*** Record excerpts

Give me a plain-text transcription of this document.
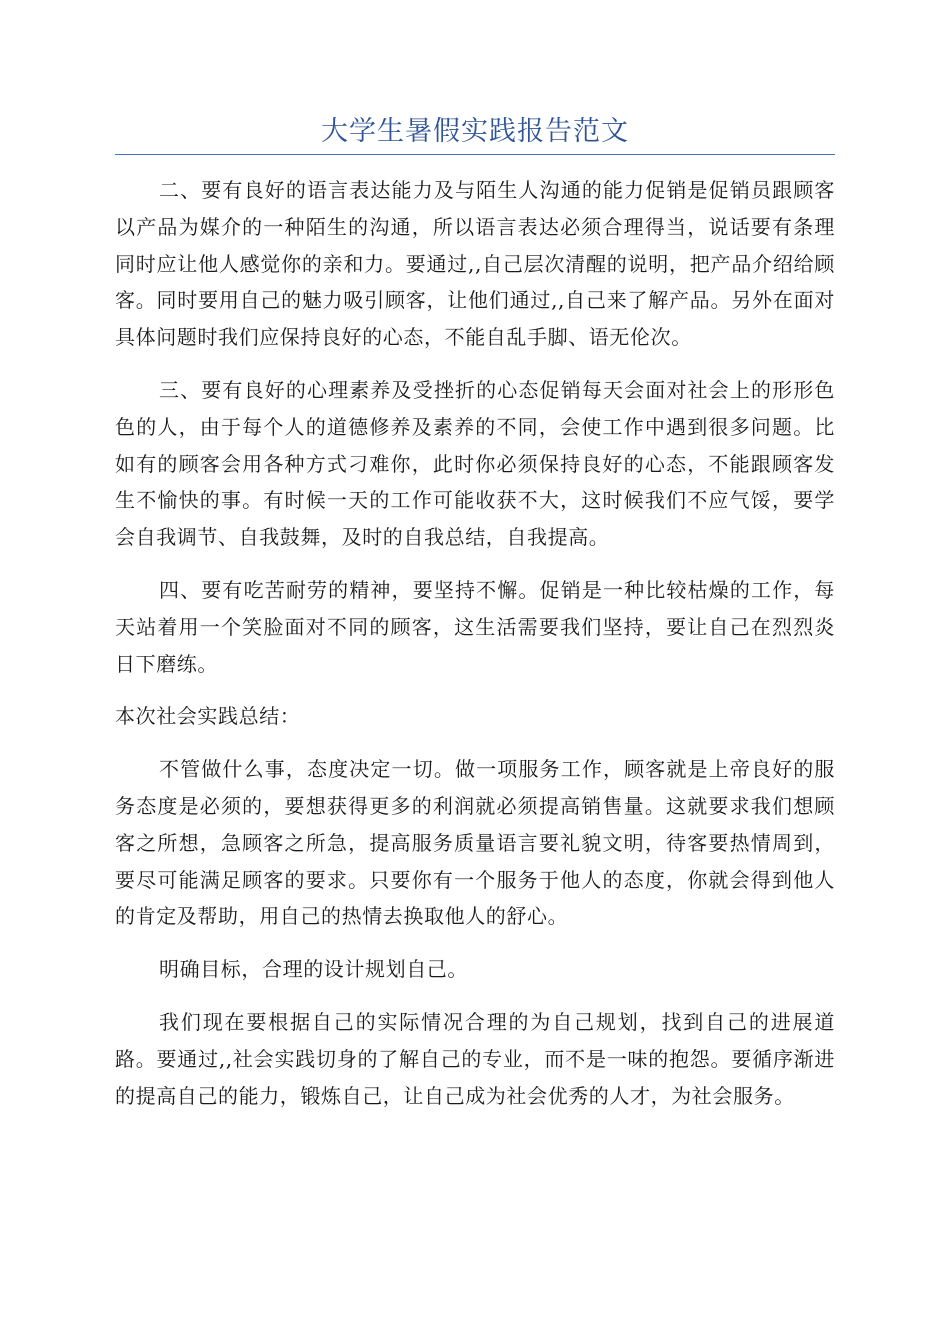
大学生暑假实践报告范文

二、要有良好的语言表达能力及与陌生人沟通的能力促销是促销员跟顾客以产品为媒介的一种陌生的沟通，所以语言表达必须合理得当，说话要有条理同时应让他人感觉你的亲和力。要通过,,自己层次清醒的说明，把产品介绍给顾客。同时要用自己的魅力吸引顾客，让他们通过,,自己来了解产品。另外在面对具体问题时我们应保持良好的心态，不能自乱手脚、语无伦次。

三、要有良好的心理素养及受挫折的心态促销每天会面对社会上的形形色色的人，由于每个人的道德修养及素养的不同，会使工作中遇到很多问题。比如有的顾客会用各种方式刁难你，此时你必须保持良好的心态，不能跟顾客发生不愉快的事。有时候一天的工作可能收获不大，这时候我们不应气馁，要学会自我调节、自我鼓舞，及时的自我总结，自我提高。

四、要有吃苦耐劳的精神，要坚持不懈。促销是一种比较枯燥的工作，每天站着用一个笑脸面对不同的顾客，这生活需要我们坚持，要让自己在烈烈炎日下磨练。

本次社会实践总结：

不管做什么事，态度决定一切。做一项服务工作，顾客就是上帝良好的服务态度是必须的，要想获得更多的利润就必须提高销售量。这就要求我们想顾客之所想，急顾客之所急，提高服务质量语言要礼貌文明，待客要热情周到，要尽可能满足顾客的要求。只要你有一个服务于他人的态度，你就会得到他人的肯定及帮助，用自己的热情去换取他人的舒心。

明确目标，合理的设计规划自己。

我们现在要根据自己的实际情况合理的为自己规划，找到自己的进展道路。要通过,,社会实践切身的了解自己的专业，而不是一味的抱怨。要循序渐进的提高自己的能力，锻炼自己，让自己成为社会优秀的人才，为社会服务。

******

• Task brief:
Reproduce the material above in full, exactly, with no images.

• Solution for this exercise:
Give me a plain-text transcription of this document.
大学生暑假实践报告范文

二、要有良好的语言表达能力及与陌生人沟通的能力促销是促销员跟顾客以产品为媒介的一种陌生的沟通，所以语言表达必须合理得当，说话要有条理同时应让他人感觉你的亲和力。要通过,,自己层次清醒的说明，把产品介绍给顾客。同时要用自己的魅力吸引顾客，让他们通过,,自己来了解产品。另外在面对具体问题时我们应保持良好的心态，不能自乱手脚、语无伦次。

三、要有良好的心理素养及受挫折的心态促销每天会面对社会上的形形色色的人，由于每个人的道德修养及素养的不同，会使工作中遇到很多问题。比如有的顾客会用各种方式刁难你，此时你必须保持良好的心态，不能跟顾客发生不愉快的事。有时候一天的工作可能收获不大，这时候我们不应气馁，要学会自我调节、自我鼓舞，及时的自我总结，自我提高。

四、要有吃苦耐劳的精神，要坚持不懈。促销是一种比较枯燥的工作，每天站着用一个笑脸面对不同的顾客，这生活需要我们坚持，要让自己在烈烈炎日下磨练。

本次社会实践总结：

不管做什么事，态度决定一切。做一项服务工作，顾客就是上帝良好的服务态度是必须的，要想获得更多的利润就必须提高销售量。这就要求我们想顾客之所想，急顾客之所急，提高服务质量语言要礼貌文明，待客要热情周到，要尽可能满足顾客的要求。只要你有一个服务于他人的态度，你就会得到他人的肯定及帮助，用自己的热情去换取他人的舒心。

明确目标，合理的设计规划自己。

我们现在要根据自己的实际情况合理的为自己规划，找到自己的进展道路。要通过,,社会实践切身的了解自己的专业，而不是一味的抱怨。要循序渐进的提高自己的能力，锻炼自己，让自己成为社会优秀的人才，为社会服务。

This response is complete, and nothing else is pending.